OBJECTIVE: Report the number of lines that include "मनगर", with no additional text.

begin

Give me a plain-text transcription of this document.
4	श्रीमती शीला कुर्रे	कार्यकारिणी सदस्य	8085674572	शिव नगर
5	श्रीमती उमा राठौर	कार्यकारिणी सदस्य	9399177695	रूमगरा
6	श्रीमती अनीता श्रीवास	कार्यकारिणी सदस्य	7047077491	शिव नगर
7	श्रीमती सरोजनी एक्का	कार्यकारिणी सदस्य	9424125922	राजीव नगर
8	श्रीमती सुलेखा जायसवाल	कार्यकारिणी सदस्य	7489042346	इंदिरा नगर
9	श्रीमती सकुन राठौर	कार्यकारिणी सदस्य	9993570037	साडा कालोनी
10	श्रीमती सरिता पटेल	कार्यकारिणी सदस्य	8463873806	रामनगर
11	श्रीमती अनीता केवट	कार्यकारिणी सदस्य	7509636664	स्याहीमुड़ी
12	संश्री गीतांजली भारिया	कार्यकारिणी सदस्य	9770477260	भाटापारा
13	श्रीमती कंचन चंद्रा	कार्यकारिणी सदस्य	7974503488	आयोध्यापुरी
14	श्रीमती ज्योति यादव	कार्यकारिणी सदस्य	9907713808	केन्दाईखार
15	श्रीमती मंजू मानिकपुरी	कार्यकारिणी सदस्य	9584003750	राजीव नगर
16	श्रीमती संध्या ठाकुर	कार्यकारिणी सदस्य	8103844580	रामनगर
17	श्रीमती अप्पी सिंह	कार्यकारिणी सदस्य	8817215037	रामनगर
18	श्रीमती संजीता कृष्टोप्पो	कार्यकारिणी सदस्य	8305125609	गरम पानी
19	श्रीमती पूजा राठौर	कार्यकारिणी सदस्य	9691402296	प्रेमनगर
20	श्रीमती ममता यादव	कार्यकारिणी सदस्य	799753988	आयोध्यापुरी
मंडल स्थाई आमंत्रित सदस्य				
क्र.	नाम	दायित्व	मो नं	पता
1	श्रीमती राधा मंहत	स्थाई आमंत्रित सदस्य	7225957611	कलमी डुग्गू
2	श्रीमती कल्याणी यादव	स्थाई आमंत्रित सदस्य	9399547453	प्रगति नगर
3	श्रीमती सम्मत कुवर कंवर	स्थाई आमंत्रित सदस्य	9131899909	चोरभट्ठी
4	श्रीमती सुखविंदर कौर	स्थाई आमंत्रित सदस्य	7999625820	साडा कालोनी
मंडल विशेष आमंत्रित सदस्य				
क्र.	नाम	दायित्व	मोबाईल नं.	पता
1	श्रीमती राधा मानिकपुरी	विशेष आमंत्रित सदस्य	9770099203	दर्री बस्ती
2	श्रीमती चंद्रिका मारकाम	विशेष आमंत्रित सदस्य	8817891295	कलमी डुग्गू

end

ANSWER BELOW: 4